Items from a figure collection:
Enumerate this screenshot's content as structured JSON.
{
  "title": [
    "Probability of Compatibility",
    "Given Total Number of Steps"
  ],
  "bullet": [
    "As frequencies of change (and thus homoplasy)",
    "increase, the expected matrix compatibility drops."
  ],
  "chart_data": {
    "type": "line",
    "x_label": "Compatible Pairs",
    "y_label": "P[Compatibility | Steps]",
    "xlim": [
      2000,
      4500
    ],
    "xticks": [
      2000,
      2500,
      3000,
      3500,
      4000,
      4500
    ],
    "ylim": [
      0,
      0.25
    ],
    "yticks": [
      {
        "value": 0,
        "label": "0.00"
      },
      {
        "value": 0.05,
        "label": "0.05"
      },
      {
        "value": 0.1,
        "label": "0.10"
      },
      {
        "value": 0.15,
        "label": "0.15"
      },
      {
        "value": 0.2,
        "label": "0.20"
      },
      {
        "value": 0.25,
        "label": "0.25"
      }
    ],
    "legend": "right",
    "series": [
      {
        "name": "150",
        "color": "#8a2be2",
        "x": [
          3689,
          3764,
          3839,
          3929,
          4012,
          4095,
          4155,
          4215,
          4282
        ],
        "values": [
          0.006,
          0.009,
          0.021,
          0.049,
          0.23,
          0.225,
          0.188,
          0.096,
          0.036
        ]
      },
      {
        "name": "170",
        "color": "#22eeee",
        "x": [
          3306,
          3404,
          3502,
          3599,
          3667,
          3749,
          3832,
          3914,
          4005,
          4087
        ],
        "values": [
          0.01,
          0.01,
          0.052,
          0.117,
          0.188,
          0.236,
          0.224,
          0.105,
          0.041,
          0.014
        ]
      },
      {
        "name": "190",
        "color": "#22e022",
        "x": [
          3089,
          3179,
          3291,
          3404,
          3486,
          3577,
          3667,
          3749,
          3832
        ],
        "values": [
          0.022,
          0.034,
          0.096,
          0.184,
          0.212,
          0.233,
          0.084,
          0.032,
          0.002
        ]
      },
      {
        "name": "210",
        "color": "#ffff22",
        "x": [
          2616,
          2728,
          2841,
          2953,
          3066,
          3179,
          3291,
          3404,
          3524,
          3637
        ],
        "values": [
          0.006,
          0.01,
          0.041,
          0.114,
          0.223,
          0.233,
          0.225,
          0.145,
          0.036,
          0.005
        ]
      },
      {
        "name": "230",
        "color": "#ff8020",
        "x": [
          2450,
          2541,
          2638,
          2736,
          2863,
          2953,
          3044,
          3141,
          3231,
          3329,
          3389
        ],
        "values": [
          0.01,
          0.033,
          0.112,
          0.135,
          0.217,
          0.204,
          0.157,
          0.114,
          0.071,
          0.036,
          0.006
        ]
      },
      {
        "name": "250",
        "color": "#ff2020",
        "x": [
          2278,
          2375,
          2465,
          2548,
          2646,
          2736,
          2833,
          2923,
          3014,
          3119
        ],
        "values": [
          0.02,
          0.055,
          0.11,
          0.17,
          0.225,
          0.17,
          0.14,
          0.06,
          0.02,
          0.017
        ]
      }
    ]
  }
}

Exercise objective:
Exactly as shown, repeat every record.

Output for this task:
Enumerate this screenshot's content as structured JSON.
{
  "title": [
    "Probability of Compatibility",
    "Given Total Number of Steps"
  ],
  "bullet": [
    "As frequencies of change (and thus homoplasy)",
    "increase, the expected matrix compatibility drops."
  ],
  "chart_data": {
    "type": "line",
    "x_label": "Compatible Pairs",
    "y_label": "P[Compatibility | Steps]",
    "xlim": [
      2000,
      4500
    ],
    "xticks": [
      2000,
      2500,
      3000,
      3500,
      4000,
      4500
    ],
    "ylim": [
      0,
      0.25
    ],
    "yticks": [
      {
        "value": 0,
        "label": "0.00"
      },
      {
        "value": 0.05,
        "label": "0.05"
      },
      {
        "value": 0.1,
        "label": "0.10"
      },
      {
        "value": 0.15,
        "label": "0.15"
      },
      {
        "value": 0.2,
        "label": "0.20"
      },
      {
        "value": 0.25,
        "label": "0.25"
      }
    ],
    "legend": "right",
    "series": [
      {
        "name": "150",
        "color": "#8a2be2",
        "x": [
          3689,
          3764,
          3839,
          3929,
          4012,
          4095,
          4155,
          4215,
          4282
        ],
        "values": [
          0.006,
          0.009,
          0.021,
          0.049,
          0.23,
          0.225,
          0.188,
          0.096,
          0.036
        ]
      },
      {
        "name": "170",
        "color": "#22eeee",
        "x": [
          3306,
          3404,
          3502,
          3599,
          3667,
          3749,
          3832,
          3914,
          4005,
          4087
        ],
        "values": [
          0.01,
          0.01,
          0.052,
          0.117,
          0.188,
          0.236,
          0.224,
          0.105,
          0.041,
          0.014
        ]
      },
      {
        "name": "190",
        "color": "#22e022",
        "x": [
          3089,
          3179,
          3291,
          3404,
          3486,
          3577,
          3667,
          3749,
          3832
        ],
        "values": [
          0.022,
          0.034,
          0.096,
          0.184,
          0.212,
          0.233,
          0.084,
          0.032,
          0.002
        ]
      },
      {
        "name": "210",
        "color": "#ffff22",
        "x": [
          2616,
          2728,
          2841,
          2953,
          3066,
          3179,
          3291,
          3404,
          3524,
          3637
        ],
        "values": [
          0.006,
          0.01,
          0.041,
          0.114,
          0.223,
          0.233,
          0.225,
          0.145,
          0.036,
          0.005
        ]
      },
      {
        "name": "230",
        "color": "#ff8020",
        "x": [
          2450,
          2541,
          2638,
          2736,
          2863,
          2953,
          3044,
          3141,
          3231,
          3329,
          3389
        ],
        "values": [
          0.01,
          0.033,
          0.112,
          0.135,
          0.217,
          0.204,
          0.157,
          0.114,
          0.071,
          0.036,
          0.006
        ]
      },
      {
        "name": "250",
        "color": "#ff2020",
        "x": [
          2278,
          2375,
          2465,
          2548,
          2646,
          2736,
          2833,
          2923,
          3014,
          3119
        ],
        "values": [
          0.02,
          0.055,
          0.11,
          0.17,
          0.225,
          0.17,
          0.14,
          0.06,
          0.02,
          0.017
        ]
      }
    ]
  }
}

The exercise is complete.